DATA SECTION ->
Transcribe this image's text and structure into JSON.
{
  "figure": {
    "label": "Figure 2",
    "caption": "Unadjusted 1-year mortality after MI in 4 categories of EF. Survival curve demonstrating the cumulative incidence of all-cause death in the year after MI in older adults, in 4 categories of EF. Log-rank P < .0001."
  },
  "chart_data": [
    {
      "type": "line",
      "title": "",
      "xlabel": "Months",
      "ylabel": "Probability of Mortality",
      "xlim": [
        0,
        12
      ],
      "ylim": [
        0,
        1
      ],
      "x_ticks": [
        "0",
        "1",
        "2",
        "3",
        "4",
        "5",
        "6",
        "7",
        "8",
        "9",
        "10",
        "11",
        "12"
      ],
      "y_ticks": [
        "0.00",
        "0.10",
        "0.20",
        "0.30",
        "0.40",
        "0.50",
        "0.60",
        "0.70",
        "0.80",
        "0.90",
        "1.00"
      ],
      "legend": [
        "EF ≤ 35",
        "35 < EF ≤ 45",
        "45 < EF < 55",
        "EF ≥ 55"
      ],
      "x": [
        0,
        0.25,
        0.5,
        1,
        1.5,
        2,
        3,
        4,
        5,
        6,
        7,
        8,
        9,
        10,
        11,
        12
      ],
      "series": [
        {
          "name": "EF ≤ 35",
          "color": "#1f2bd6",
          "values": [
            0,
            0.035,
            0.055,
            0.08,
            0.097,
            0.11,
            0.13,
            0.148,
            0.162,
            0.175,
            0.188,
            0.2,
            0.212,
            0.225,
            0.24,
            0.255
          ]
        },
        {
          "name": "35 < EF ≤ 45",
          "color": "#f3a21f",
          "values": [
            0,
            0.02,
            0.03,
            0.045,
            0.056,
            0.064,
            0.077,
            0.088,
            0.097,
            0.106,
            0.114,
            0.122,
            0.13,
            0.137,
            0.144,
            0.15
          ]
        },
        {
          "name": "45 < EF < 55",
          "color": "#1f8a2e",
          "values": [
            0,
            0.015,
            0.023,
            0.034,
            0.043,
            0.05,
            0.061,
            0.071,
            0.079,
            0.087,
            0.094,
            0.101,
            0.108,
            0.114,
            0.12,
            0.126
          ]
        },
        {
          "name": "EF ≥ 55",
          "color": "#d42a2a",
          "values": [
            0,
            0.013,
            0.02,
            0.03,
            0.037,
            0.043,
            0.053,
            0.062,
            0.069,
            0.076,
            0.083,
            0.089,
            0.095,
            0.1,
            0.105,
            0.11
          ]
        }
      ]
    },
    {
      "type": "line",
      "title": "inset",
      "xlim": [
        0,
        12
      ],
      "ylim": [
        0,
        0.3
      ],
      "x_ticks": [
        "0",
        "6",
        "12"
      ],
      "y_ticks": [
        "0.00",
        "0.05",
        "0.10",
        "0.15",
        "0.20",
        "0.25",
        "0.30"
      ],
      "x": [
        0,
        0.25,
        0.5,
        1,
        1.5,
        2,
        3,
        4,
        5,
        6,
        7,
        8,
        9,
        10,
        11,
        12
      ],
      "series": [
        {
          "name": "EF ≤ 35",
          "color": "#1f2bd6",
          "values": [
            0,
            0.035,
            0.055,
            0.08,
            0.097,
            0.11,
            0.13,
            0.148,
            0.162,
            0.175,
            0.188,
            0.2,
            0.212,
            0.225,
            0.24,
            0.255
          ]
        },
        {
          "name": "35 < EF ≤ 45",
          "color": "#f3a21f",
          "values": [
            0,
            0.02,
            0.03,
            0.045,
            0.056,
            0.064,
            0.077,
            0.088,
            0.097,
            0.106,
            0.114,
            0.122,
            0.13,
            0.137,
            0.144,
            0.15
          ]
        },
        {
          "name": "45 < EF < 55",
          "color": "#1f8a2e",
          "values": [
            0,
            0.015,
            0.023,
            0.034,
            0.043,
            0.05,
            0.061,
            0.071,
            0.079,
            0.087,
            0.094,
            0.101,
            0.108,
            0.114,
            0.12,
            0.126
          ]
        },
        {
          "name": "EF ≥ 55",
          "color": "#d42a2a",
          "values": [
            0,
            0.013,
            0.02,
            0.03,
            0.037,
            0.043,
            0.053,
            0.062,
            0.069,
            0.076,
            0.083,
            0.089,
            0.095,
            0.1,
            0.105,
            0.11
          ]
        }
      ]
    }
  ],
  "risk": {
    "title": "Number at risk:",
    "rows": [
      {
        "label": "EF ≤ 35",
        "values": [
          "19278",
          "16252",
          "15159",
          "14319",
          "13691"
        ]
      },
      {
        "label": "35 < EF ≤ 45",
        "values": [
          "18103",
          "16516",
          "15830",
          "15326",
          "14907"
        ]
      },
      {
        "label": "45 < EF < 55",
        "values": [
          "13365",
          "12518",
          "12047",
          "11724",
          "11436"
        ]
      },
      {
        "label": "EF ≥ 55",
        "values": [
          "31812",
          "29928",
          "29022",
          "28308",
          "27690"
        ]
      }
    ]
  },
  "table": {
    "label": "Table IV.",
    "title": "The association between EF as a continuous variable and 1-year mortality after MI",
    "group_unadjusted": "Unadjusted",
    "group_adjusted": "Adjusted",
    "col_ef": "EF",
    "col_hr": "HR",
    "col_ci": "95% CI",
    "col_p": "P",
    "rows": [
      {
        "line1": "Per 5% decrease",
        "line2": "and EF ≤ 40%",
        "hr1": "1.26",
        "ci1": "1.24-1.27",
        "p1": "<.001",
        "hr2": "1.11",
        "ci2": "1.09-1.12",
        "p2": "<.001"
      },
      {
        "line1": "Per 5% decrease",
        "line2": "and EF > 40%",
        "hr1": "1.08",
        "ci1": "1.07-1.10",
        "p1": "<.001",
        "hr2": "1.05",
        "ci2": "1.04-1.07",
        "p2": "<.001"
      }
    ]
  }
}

DIRECTIVE -> Copy out every line of the data above, exactly as given.

EXERCISE RESULT ->
Transcribe this image's text and structure into JSON.
{
  "figure": {
    "label": "Figure 2",
    "caption": "Unadjusted 1-year mortality after MI in 4 categories of EF. Survival curve demonstrating the cumulative incidence of all-cause death in the year after MI in older adults, in 4 categories of EF. Log-rank P < .0001."
  },
  "chart_data": [
    {
      "type": "line",
      "title": "",
      "xlabel": "Months",
      "ylabel": "Probability of Mortality",
      "xlim": [
        0,
        12
      ],
      "ylim": [
        0,
        1
      ],
      "x_ticks": [
        "0",
        "1",
        "2",
        "3",
        "4",
        "5",
        "6",
        "7",
        "8",
        "9",
        "10",
        "11",
        "12"
      ],
      "y_ticks": [
        "0.00",
        "0.10",
        "0.20",
        "0.30",
        "0.40",
        "0.50",
        "0.60",
        "0.70",
        "0.80",
        "0.90",
        "1.00"
      ],
      "legend": [
        "EF ≤ 35",
        "35 < EF ≤ 45",
        "45 < EF < 55",
        "EF ≥ 55"
      ],
      "x": [
        0,
        0.25,
        0.5,
        1,
        1.5,
        2,
        3,
        4,
        5,
        6,
        7,
        8,
        9,
        10,
        11,
        12
      ],
      "series": [
        {
          "name": "EF ≤ 35",
          "color": "#1f2bd6",
          "values": [
            0,
            0.035,
            0.055,
            0.08,
            0.097,
            0.11,
            0.13,
            0.148,
            0.162,
            0.175,
            0.188,
            0.2,
            0.212,
            0.225,
            0.24,
            0.255
          ]
        },
        {
          "name": "35 < EF ≤ 45",
          "color": "#f3a21f",
          "values": [
            0,
            0.02,
            0.03,
            0.045,
            0.056,
            0.064,
            0.077,
            0.088,
            0.097,
            0.106,
            0.114,
            0.122,
            0.13,
            0.137,
            0.144,
            0.15
          ]
        },
        {
          "name": "45 < EF < 55",
          "color": "#1f8a2e",
          "values": [
            0,
            0.015,
            0.023,
            0.034,
            0.043,
            0.05,
            0.061,
            0.071,
            0.079,
            0.087,
            0.094,
            0.101,
            0.108,
            0.114,
            0.12,
            0.126
          ]
        },
        {
          "name": "EF ≥ 55",
          "color": "#d42a2a",
          "values": [
            0,
            0.013,
            0.02,
            0.03,
            0.037,
            0.043,
            0.053,
            0.062,
            0.069,
            0.076,
            0.083,
            0.089,
            0.095,
            0.1,
            0.105,
            0.11
          ]
        }
      ]
    },
    {
      "type": "line",
      "title": "inset",
      "xlim": [
        0,
        12
      ],
      "ylim": [
        0,
        0.3
      ],
      "x_ticks": [
        "0",
        "6",
        "12"
      ],
      "y_ticks": [
        "0.00",
        "0.05",
        "0.10",
        "0.15",
        "0.20",
        "0.25",
        "0.30"
      ],
      "x": [
        0,
        0.25,
        0.5,
        1,
        1.5,
        2,
        3,
        4,
        5,
        6,
        7,
        8,
        9,
        10,
        11,
        12
      ],
      "series": [
        {
          "name": "EF ≤ 35",
          "color": "#1f2bd6",
          "values": [
            0,
            0.035,
            0.055,
            0.08,
            0.097,
            0.11,
            0.13,
            0.148,
            0.162,
            0.175,
            0.188,
            0.2,
            0.212,
            0.225,
            0.24,
            0.255
          ]
        },
        {
          "name": "35 < EF ≤ 45",
          "color": "#f3a21f",
          "values": [
            0,
            0.02,
            0.03,
            0.045,
            0.056,
            0.064,
            0.077,
            0.088,
            0.097,
            0.106,
            0.114,
            0.122,
            0.13,
            0.137,
            0.144,
            0.15
          ]
        },
        {
          "name": "45 < EF < 55",
          "color": "#1f8a2e",
          "values": [
            0,
            0.015,
            0.023,
            0.034,
            0.043,
            0.05,
            0.061,
            0.071,
            0.079,
            0.087,
            0.094,
            0.101,
            0.108,
            0.114,
            0.12,
            0.126
          ]
        },
        {
          "name": "EF ≥ 55",
          "color": "#d42a2a",
          "values": [
            0,
            0.013,
            0.02,
            0.03,
            0.037,
            0.043,
            0.053,
            0.062,
            0.069,
            0.076,
            0.083,
            0.089,
            0.095,
            0.1,
            0.105,
            0.11
          ]
        }
      ]
    }
  ],
  "risk": {
    "title": "Number at risk:",
    "rows": [
      {
        "label": "EF ≤ 35",
        "values": [
          "19278",
          "16252",
          "15159",
          "14319",
          "13691"
        ]
      },
      {
        "label": "35 < EF ≤ 45",
        "values": [
          "18103",
          "16516",
          "15830",
          "15326",
          "14907"
        ]
      },
      {
        "label": "45 < EF < 55",
        "values": [
          "13365",
          "12518",
          "12047",
          "11724",
          "11436"
        ]
      },
      {
        "label": "EF ≥ 55",
        "values": [
          "31812",
          "29928",
          "29022",
          "28308",
          "27690"
        ]
      }
    ]
  },
  "table": {
    "label": "Table IV.",
    "title": "The association between EF as a continuous variable and 1-year mortality after MI",
    "group_unadjusted": "Unadjusted",
    "group_adjusted": "Adjusted",
    "col_ef": "EF",
    "col_hr": "HR",
    "col_ci": "95% CI",
    "col_p": "P",
    "rows": [
      {
        "line1": "Per 5% decrease",
        "line2": "and EF ≤ 40%",
        "hr1": "1.26",
        "ci1": "1.24-1.27",
        "p1": "<.001",
        "hr2": "1.11",
        "ci2": "1.09-1.12",
        "p2": "<.001"
      },
      {
        "line1": "Per 5% decrease",
        "line2": "and EF > 40%",
        "hr1": "1.08",
        "ci1": "1.07-1.10",
        "p1": "<.001",
        "hr2": "1.05",
        "ci2": "1.04-1.07",
        "p2": "<.001"
      }
    ]
  }
}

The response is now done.